Filter for the word "igual" and keep each matching line.
[Begin MATERIAL]
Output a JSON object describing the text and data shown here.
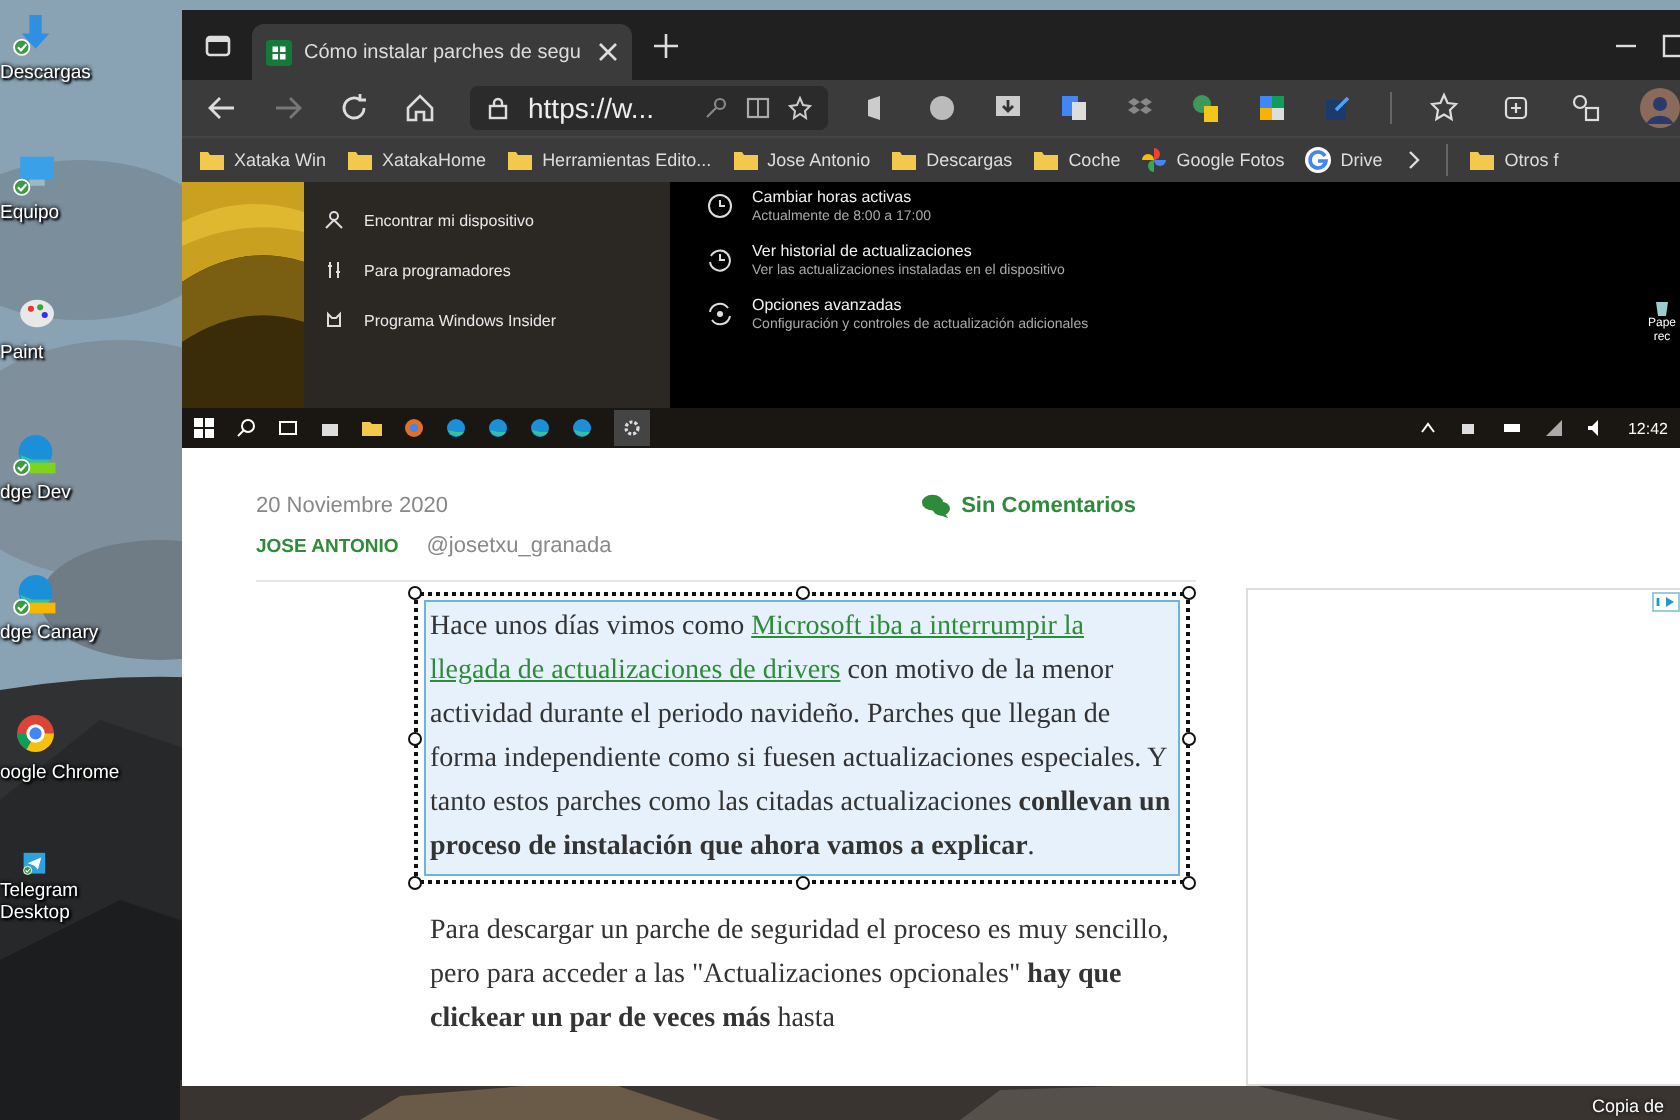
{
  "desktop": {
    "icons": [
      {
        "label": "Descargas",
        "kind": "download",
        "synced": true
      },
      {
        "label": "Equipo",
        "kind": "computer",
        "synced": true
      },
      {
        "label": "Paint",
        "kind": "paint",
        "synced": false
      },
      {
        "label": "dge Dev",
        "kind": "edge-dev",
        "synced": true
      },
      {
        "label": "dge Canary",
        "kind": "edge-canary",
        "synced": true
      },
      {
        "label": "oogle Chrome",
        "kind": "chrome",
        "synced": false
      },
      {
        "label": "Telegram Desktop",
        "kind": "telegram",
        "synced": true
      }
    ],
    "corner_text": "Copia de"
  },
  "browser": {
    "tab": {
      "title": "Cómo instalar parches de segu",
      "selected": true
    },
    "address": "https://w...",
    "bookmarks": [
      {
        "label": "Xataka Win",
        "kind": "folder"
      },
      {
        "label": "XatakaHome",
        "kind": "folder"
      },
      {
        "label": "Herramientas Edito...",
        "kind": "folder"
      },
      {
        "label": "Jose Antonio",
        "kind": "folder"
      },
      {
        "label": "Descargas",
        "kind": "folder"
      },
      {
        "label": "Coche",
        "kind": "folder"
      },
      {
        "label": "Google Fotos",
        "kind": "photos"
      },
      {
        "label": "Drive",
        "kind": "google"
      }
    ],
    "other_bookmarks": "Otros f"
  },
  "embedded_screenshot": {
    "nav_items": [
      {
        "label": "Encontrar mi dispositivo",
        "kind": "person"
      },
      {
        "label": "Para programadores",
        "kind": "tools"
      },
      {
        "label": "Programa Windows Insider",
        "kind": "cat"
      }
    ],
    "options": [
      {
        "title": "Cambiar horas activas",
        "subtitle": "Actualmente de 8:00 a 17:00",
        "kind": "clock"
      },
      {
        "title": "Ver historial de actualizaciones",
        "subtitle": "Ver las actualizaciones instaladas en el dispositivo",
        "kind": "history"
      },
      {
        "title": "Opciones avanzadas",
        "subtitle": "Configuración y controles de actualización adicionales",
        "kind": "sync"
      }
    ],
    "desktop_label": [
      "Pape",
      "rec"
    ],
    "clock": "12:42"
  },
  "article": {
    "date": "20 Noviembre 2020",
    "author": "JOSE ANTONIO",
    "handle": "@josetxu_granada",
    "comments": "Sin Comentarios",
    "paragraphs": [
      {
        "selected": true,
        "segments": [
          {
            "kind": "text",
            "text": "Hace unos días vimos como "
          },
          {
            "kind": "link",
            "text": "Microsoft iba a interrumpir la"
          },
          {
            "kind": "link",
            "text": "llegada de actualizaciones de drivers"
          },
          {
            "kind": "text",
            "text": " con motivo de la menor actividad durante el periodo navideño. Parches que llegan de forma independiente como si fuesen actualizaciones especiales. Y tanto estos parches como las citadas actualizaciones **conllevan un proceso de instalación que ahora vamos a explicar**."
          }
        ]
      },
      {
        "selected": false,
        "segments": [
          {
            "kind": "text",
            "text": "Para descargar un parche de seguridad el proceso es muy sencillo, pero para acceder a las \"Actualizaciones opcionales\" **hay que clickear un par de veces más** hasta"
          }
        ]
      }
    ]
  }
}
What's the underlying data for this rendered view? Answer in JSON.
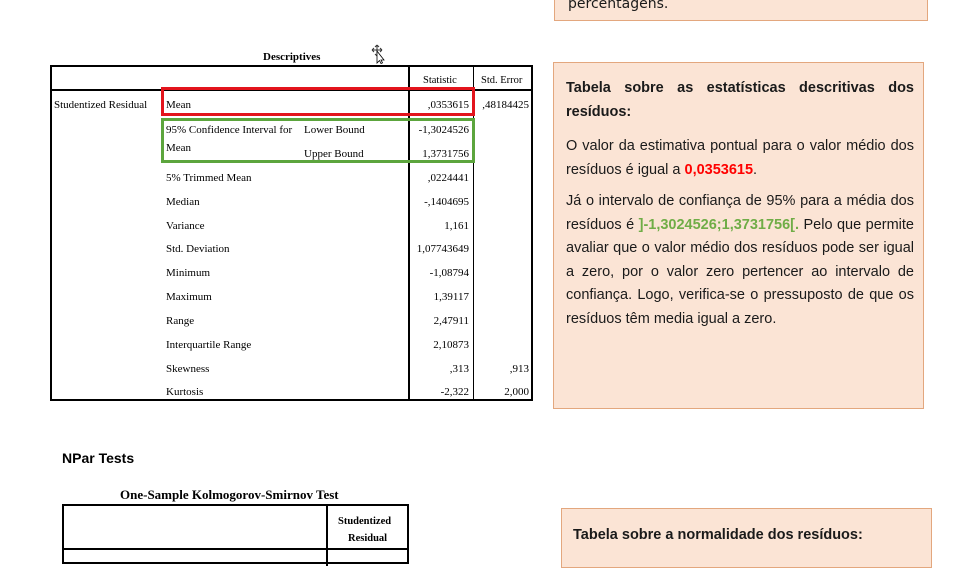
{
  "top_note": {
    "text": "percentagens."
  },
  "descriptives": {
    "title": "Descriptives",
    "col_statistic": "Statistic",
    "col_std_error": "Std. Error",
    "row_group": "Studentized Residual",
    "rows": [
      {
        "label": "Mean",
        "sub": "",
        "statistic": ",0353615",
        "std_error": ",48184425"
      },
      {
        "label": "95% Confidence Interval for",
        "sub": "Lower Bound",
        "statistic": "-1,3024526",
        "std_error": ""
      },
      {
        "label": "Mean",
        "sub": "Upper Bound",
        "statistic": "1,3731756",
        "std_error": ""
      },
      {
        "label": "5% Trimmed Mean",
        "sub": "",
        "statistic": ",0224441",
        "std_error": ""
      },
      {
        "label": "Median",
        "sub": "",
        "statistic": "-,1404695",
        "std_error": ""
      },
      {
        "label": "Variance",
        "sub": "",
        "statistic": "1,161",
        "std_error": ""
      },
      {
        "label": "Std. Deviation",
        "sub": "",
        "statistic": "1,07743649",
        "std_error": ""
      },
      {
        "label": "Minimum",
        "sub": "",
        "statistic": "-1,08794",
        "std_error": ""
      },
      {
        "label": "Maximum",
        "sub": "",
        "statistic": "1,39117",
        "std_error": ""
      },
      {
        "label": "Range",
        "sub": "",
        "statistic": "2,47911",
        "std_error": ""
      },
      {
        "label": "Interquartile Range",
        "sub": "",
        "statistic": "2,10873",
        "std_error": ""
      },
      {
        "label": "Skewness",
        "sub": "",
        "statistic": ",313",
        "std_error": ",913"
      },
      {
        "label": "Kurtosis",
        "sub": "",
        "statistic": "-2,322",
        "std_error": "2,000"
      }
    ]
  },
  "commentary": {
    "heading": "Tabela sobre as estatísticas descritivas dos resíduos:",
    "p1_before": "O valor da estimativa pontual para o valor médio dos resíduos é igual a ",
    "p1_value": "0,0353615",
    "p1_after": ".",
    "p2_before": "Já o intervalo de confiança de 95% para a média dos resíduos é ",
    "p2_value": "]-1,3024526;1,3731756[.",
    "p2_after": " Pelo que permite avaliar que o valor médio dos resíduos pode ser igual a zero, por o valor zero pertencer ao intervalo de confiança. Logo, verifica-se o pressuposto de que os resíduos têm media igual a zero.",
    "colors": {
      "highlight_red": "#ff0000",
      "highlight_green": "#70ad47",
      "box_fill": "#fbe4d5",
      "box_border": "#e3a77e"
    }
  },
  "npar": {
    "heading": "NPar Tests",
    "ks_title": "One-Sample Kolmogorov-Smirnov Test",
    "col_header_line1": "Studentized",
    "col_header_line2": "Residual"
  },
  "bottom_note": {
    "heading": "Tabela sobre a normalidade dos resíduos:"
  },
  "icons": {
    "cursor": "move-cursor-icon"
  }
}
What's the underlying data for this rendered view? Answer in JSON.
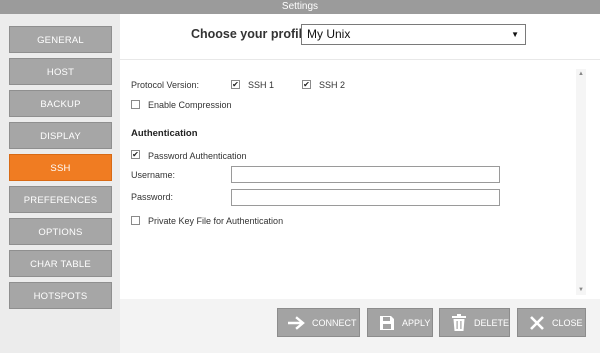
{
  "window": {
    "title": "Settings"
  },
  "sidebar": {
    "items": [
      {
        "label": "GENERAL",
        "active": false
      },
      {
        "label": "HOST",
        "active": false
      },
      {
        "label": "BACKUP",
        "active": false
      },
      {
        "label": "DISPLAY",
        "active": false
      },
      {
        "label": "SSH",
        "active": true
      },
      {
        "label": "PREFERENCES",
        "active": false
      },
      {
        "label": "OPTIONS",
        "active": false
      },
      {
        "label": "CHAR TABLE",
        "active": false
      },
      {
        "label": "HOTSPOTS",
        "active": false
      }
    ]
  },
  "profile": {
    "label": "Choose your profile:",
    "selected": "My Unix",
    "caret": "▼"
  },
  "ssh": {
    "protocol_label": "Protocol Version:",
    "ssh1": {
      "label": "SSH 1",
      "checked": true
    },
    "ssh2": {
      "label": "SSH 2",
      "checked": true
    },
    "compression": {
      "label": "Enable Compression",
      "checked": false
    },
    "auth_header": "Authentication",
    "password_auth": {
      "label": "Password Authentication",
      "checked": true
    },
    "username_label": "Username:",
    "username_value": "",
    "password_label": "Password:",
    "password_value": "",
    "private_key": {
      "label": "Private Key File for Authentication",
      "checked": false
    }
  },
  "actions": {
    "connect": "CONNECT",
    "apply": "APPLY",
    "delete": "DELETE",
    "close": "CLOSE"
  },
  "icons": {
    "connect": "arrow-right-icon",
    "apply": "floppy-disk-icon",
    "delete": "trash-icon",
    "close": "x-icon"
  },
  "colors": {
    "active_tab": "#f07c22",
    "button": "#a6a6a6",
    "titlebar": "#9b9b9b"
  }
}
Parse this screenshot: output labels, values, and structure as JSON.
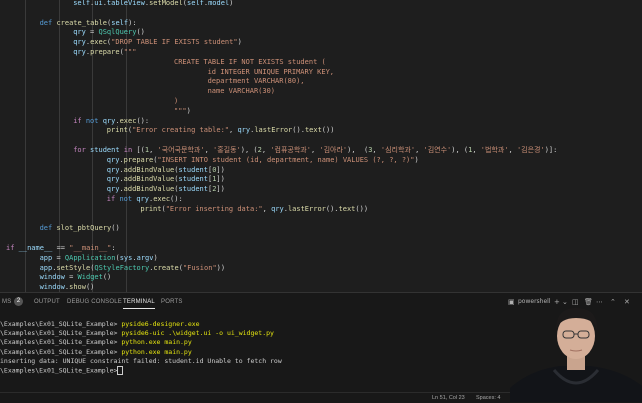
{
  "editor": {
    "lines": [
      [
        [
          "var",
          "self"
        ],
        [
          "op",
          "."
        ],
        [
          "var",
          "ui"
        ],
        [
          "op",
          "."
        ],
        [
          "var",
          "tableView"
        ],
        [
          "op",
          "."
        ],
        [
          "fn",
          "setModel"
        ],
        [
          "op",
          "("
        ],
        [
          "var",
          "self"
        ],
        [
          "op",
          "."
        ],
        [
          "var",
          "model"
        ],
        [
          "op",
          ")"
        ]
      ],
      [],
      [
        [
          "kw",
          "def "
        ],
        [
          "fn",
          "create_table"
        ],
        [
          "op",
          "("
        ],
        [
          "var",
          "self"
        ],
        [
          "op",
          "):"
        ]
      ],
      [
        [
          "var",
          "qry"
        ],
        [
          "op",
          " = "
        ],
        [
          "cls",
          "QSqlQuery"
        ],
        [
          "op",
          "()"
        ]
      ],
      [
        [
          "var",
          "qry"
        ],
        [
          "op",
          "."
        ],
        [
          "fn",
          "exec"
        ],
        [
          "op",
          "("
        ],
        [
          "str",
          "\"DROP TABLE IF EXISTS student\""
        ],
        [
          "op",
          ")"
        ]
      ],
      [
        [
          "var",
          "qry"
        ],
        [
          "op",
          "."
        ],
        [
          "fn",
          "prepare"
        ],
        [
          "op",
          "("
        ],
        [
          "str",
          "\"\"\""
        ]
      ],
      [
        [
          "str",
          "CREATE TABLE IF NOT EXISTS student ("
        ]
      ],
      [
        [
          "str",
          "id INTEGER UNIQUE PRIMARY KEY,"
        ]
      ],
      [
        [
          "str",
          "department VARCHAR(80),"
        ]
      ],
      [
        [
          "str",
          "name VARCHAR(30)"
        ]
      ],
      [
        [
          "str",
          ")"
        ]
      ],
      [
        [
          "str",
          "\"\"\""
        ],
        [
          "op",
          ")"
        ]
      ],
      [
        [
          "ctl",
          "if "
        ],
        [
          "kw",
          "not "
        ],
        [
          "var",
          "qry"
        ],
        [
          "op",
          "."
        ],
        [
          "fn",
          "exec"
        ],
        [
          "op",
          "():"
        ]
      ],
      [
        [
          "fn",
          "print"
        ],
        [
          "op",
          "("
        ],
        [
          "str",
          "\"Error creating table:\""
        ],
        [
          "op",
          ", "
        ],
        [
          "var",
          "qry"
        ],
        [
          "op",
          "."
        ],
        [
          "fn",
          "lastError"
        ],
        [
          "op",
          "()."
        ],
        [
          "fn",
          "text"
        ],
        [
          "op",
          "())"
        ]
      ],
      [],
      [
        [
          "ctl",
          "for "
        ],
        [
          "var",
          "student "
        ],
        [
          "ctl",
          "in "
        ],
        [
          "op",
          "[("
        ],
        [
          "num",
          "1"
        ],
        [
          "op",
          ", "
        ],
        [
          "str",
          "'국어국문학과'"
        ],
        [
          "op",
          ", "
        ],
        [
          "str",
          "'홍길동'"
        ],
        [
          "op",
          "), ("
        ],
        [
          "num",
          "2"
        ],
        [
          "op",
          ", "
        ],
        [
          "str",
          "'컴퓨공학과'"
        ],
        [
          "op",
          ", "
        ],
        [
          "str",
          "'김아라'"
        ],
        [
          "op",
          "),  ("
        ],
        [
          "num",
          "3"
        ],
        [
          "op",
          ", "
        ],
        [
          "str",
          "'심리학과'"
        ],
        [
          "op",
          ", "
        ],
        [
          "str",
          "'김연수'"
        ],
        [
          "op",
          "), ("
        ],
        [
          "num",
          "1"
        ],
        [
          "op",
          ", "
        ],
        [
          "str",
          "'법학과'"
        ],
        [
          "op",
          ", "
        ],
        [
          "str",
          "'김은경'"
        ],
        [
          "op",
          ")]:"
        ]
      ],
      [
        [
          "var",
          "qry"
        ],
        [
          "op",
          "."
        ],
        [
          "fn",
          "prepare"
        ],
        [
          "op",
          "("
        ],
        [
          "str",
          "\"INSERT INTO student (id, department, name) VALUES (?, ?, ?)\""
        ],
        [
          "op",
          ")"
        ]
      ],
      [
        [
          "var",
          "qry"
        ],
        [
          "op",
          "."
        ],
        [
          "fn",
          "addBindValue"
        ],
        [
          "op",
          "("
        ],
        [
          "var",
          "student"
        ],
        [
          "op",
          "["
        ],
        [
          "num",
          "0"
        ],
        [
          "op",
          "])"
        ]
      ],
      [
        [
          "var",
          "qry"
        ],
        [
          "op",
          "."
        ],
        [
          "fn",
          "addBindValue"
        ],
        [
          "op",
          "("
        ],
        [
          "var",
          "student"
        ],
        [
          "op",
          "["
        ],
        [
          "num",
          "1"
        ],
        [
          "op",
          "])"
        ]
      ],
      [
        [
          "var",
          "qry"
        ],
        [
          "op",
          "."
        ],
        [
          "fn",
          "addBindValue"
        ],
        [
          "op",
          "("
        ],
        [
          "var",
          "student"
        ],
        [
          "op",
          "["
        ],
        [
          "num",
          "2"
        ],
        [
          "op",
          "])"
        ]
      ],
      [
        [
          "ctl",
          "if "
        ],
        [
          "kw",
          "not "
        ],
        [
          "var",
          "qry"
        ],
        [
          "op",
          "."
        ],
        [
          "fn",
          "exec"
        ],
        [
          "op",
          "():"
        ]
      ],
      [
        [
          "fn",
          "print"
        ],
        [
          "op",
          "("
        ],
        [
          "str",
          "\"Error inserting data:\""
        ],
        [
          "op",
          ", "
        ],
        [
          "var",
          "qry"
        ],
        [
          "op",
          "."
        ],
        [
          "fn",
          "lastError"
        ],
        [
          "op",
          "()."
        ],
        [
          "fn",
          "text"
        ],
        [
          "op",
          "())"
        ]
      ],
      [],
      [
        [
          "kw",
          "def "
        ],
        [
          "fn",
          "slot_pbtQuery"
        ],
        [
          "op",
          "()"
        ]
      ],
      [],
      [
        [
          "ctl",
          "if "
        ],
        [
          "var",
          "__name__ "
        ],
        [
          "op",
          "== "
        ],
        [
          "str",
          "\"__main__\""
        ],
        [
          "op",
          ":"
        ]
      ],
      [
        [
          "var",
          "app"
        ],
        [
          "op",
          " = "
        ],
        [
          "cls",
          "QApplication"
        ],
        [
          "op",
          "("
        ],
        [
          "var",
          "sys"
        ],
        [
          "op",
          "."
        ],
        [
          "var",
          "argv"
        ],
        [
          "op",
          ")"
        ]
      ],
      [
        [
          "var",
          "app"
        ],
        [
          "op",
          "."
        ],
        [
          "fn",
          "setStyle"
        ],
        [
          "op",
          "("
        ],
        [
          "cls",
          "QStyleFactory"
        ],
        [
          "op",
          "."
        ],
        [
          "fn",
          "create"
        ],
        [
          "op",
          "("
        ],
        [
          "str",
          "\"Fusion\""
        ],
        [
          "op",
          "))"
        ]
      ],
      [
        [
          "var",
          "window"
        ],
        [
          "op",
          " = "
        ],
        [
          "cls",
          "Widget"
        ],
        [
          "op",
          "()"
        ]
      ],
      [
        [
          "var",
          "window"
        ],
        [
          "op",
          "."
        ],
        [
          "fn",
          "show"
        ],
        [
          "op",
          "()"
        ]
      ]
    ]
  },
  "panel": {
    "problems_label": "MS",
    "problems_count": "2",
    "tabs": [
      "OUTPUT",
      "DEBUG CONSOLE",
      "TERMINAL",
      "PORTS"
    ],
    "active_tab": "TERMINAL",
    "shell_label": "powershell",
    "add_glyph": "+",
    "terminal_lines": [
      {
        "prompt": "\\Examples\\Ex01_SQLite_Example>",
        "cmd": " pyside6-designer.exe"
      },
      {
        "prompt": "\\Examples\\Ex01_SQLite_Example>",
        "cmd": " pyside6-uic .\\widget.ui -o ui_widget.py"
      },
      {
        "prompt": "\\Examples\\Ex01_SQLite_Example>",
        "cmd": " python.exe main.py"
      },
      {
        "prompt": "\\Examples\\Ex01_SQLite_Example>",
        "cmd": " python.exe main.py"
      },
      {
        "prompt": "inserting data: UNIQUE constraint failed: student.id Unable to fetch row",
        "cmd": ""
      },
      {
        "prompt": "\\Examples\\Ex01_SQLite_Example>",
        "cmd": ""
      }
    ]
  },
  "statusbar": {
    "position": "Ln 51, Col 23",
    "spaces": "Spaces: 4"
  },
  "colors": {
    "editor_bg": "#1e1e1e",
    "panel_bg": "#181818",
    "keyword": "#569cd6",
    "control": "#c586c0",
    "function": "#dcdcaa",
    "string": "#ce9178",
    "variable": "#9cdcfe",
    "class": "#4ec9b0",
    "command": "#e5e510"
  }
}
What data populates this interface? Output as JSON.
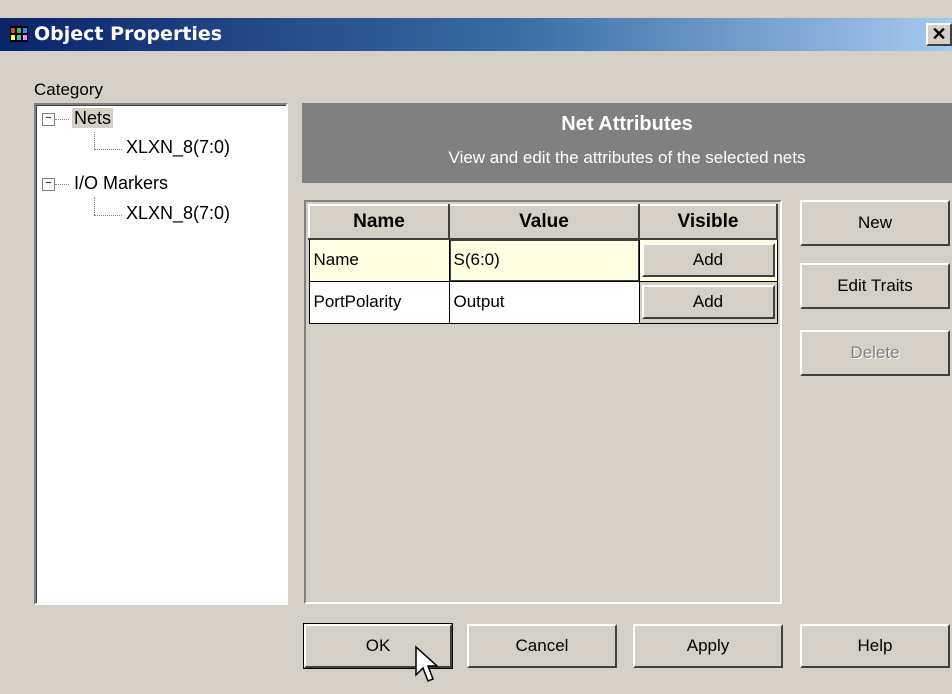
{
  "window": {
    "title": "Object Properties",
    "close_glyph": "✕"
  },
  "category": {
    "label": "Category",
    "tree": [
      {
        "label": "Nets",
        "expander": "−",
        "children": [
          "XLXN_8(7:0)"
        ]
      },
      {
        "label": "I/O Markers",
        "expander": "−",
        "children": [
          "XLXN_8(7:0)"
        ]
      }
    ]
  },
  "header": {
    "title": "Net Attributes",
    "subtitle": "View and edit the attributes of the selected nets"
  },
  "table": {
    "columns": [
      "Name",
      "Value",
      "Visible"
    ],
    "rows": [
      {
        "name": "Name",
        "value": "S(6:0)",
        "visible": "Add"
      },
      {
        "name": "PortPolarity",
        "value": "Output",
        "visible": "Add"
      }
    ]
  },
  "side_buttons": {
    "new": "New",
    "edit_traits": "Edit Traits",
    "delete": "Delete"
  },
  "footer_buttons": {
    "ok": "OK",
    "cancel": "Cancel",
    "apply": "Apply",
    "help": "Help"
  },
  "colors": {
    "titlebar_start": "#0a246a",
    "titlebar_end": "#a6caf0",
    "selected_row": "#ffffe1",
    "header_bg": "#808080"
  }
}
[End MATERIAL]
WORKED SOLUTION:
    "p1_before": "O valor da estimativa pontual para o valor médio dos resíduos é igual a ",
    "p2_after": " Pelo que permite avaliar que o valor médio dos resíduos pode ser igual a zero, por o valor zero pertencer ao intervalo de confiança. Logo, verifica-se o pressuposto de que os resíduos têm media igual a zero.",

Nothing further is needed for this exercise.